Items
::::

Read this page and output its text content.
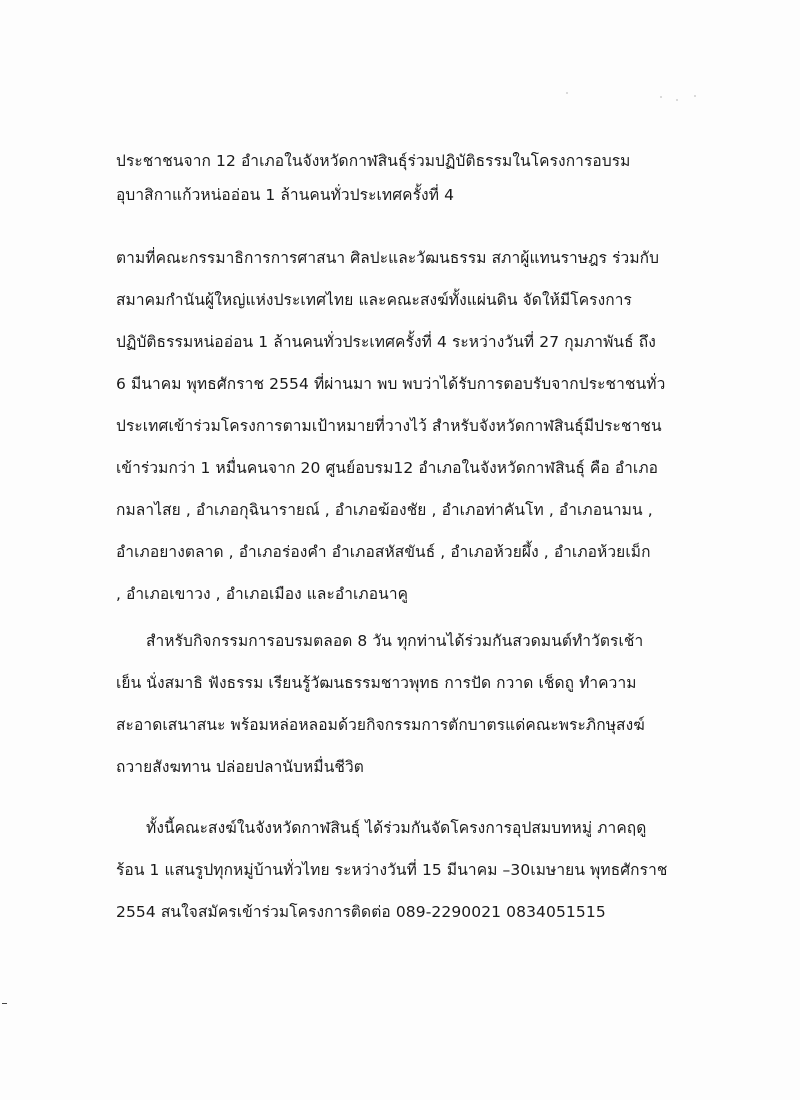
ประชาชนจาก 12 อำเภอในจังหวัดกาฬสินธุ์ร่วมปฏิบัติธรรมในโครงการอบรม
อุบาสิกาแก้วหน่ออ่อน 1 ล้านคนทั่วประเทศครั้งที่ 4
ตามที่คณะกรรมาธิการการศาสนา ศิลปะและวัฒนธรรม สภาผู้แทนราษฎร ร่วมกับ
สมาคมกำนันผู้ใหญ่แห่งประเทศไทย และคณะสงฆ์ทั้งแผ่นดิน จัดให้มีโครงการ
ปฏิบัติธรรมหน่ออ่อน 1 ล้านคนทั่วประเทศครั้งที่ 4 ระหว่างวันที่ 27 กุมภาพันธ์ ถึง
6 มีนาคม พุทธศักราช 2554 ที่ผ่านมา พบ พบว่าได้รับการตอบรับจากประชาชนทั่ว
ประเทศเข้าร่วมโครงการตามเป้าหมายที่วางไว้ สำหรับจังหวัดกาฬสินธุ์มีประชาชน
เข้าร่วมกว่า 1 หมื่นคนจาก 20 ศูนย์อบรม12 อำเภอในจังหวัดกาฬสินธุ์ คือ อำเภอ
กมลาไสย , อำเภอกุฉินารายณ์ , อำเภอฆ้องชัย , อำเภอท่าคันโท , อำเภอนามน ,
อำเภอยางตลาด , อำเภอร่องคำ อำเภอสหัสขันธ์ , อำเภอห้วยผึ้ง , อำเภอห้วยเม็ก
, อำเภอเขาวง , อำเภอเมือง และอำเภอนาคู
สำหรับกิจกรรมการอบรมตลอด 8 วัน ทุกท่านได้ร่วมกันสวดมนต์ทำวัตรเช้า
เย็น นั่งสมาธิ ฟังธรรม เรียนรู้วัฒนธรรมชาวพุทธ การปัด กวาด เช็ดถู ทำความ
สะอาดเสนาสนะ พร้อมหล่อหลอมด้วยกิจกรรมการตักบาตรแด่คณะพระภิกษุสงฆ์
ถวายสังฆทาน ปล่อยปลานับหมื่นชีวิต
ทั้งนี้คณะสงฆ์ในจังหวัดกาฬสินธุ์ ได้ร่วมกันจัดโครงการอุปสมบทหมู่ ภาคฤดู
ร้อน 1 แสนรูปทุกหมู่บ้านทั่วไทย ระหว่างวันที่ 15 มีนาคม –30เมษายน พุทธศักราช
2554 สนใจสมัครเข้าร่วมโครงการติดต่อ 089-2290021 0834051515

::::

Challenge
Write out the records above once more, word for word, with no pictures.

Written answer
Read this page and output its text content.
ประชาชนจาก 12 อำเภอในจังหวัดกาฬสินธุ์ร่วมปฏิบัติธรรมในโครงการอบรม
อุบาสิกาแก้วหน่ออ่อน 1 ล้านคนทั่วประเทศครั้งที่ 4
ตามที่คณะกรรมาธิการการศาสนา ศิลปะและวัฒนธรรม สภาผู้แทนราษฎร ร่วมกับ
สมาคมกำนันผู้ใหญ่แห่งประเทศไทย และคณะสงฆ์ทั้งแผ่นดิน จัดให้มีโครงการ
ปฏิบัติธรรมหน่ออ่อน 1 ล้านคนทั่วประเทศครั้งที่ 4 ระหว่างวันที่ 27 กุมภาพันธ์ ถึง
6 มีนาคม พุทธศักราช 2554 ที่ผ่านมา พบ พบว่าได้รับการตอบรับจากประชาชนทั่ว
ประเทศเข้าร่วมโครงการตามเป้าหมายที่วางไว้ สำหรับจังหวัดกาฬสินธุ์มีประชาชน
เข้าร่วมกว่า 1 หมื่นคนจาก 20 ศูนย์อบรม12 อำเภอในจังหวัดกาฬสินธุ์ คือ อำเภอ
กมลาไสย , อำเภอกุฉินารายณ์ , อำเภอฆ้องชัย , อำเภอท่าคันโท , อำเภอนามน ,
อำเภอยางตลาด , อำเภอร่องคำ อำเภอสหัสขันธ์ , อำเภอห้วยผึ้ง , อำเภอห้วยเม็ก
, อำเภอเขาวง , อำเภอเมือง และอำเภอนาคู
สำหรับกิจกรรมการอบรมตลอด 8 วัน ทุกท่านได้ร่วมกันสวดมนต์ทำวัตรเช้า
เย็น นั่งสมาธิ ฟังธรรม เรียนรู้วัฒนธรรมชาวพุทธ การปัด กวาด เช็ดถู ทำความ
สะอาดเสนาสนะ พร้อมหล่อหลอมด้วยกิจกรรมการตักบาตรแด่คณะพระภิกษุสงฆ์
ถวายสังฆทาน ปล่อยปลานับหมื่นชีวิต
ทั้งนี้คณะสงฆ์ในจังหวัดกาฬสินธุ์ ได้ร่วมกันจัดโครงการอุปสมบทหมู่ ภาคฤดู
ร้อน 1 แสนรูปทุกหมู่บ้านทั่วไทย ระหว่างวันที่ 15 มีนาคม –30เมษายน พุทธศักราช
2554 สนใจสมัครเข้าร่วมโครงการติดต่อ 089-2290021 0834051515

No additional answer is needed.